**Short exercise:** Report every line in the listing that contains the string "Displacement".

-- Start of Records to use --

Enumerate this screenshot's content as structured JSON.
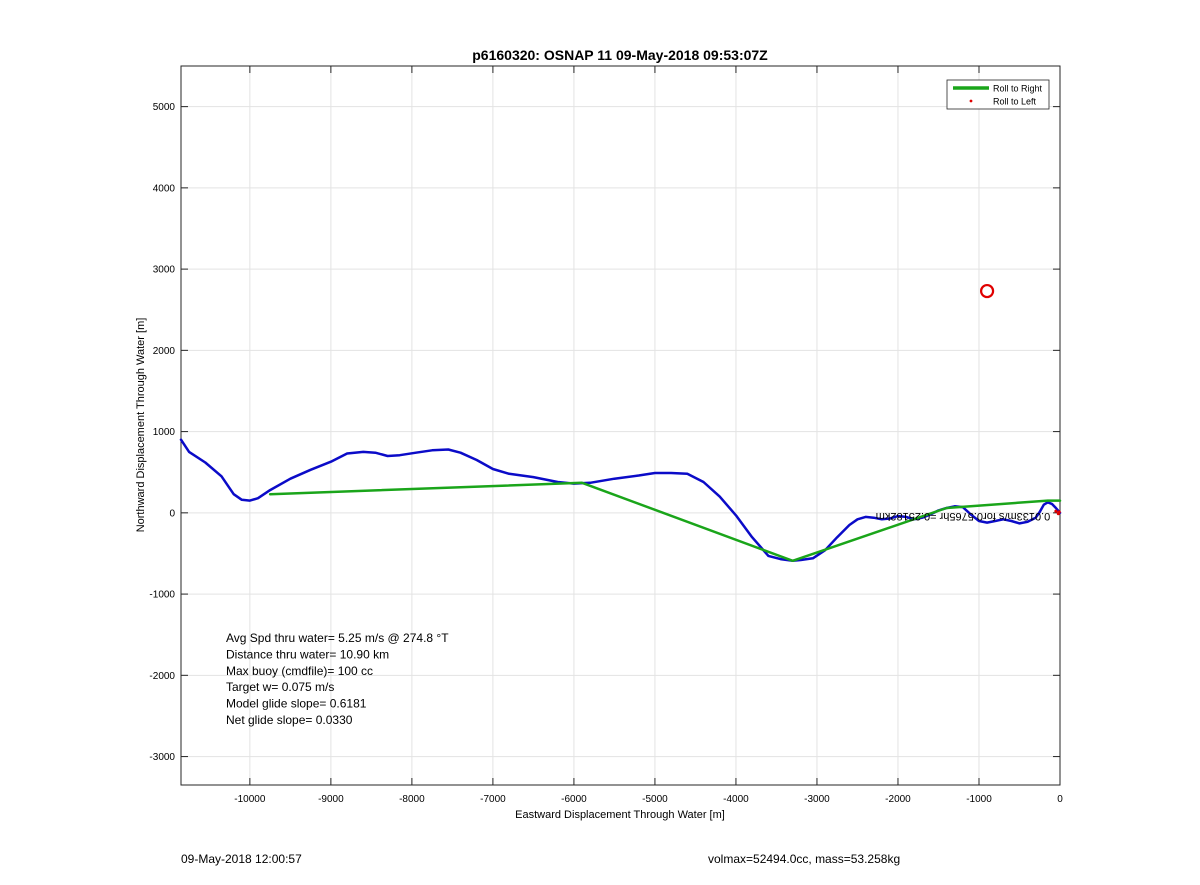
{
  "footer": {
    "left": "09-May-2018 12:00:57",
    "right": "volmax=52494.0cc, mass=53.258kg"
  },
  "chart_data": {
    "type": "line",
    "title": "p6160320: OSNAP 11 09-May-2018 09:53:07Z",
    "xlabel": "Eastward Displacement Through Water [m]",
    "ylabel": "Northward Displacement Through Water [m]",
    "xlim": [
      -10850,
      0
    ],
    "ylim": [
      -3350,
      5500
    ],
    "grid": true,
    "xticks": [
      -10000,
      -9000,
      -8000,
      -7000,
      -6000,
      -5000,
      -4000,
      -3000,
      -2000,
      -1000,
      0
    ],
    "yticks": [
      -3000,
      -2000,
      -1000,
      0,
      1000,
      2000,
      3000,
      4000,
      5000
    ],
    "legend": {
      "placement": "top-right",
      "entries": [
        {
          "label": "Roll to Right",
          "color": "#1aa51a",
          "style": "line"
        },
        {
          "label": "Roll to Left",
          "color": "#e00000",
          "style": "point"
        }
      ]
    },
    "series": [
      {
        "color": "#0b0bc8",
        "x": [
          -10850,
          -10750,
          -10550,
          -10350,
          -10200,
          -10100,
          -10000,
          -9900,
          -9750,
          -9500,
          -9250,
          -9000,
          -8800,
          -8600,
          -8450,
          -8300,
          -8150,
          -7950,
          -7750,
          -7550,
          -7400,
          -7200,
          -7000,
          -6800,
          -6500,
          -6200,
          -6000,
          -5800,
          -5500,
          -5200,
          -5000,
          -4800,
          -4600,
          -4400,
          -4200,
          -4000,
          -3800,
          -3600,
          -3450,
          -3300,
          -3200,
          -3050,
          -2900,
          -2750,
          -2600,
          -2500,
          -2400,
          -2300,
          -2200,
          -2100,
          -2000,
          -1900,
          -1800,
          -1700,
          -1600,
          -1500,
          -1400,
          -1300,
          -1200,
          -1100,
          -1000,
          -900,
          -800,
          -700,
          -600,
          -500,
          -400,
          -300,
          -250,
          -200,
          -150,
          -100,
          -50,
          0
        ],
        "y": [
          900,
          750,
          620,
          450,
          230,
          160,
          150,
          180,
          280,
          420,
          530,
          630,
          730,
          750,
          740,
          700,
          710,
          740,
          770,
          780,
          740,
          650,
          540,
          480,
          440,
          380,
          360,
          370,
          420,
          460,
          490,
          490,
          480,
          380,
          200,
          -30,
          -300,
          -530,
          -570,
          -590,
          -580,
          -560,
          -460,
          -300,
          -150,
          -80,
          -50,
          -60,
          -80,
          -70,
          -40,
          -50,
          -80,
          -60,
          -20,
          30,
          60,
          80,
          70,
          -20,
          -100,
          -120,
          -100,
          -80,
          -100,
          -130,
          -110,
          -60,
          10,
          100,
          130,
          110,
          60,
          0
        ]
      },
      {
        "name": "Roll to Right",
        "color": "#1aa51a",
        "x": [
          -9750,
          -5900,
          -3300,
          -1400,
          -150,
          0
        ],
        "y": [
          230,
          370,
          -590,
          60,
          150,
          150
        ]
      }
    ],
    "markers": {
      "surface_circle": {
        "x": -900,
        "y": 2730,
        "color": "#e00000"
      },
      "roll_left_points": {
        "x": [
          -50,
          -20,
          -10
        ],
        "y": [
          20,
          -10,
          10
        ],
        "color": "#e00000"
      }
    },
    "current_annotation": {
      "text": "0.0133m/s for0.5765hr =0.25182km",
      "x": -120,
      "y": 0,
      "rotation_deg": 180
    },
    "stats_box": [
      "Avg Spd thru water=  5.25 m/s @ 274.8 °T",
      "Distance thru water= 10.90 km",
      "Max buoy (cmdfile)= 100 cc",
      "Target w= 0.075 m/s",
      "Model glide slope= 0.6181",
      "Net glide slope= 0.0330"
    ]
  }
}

-- End of Records to use --

**Written response:**
    "xlabel": "Eastward Displacement Through Water [m]",
    "ylabel": "Northward Displacement Through Water [m]",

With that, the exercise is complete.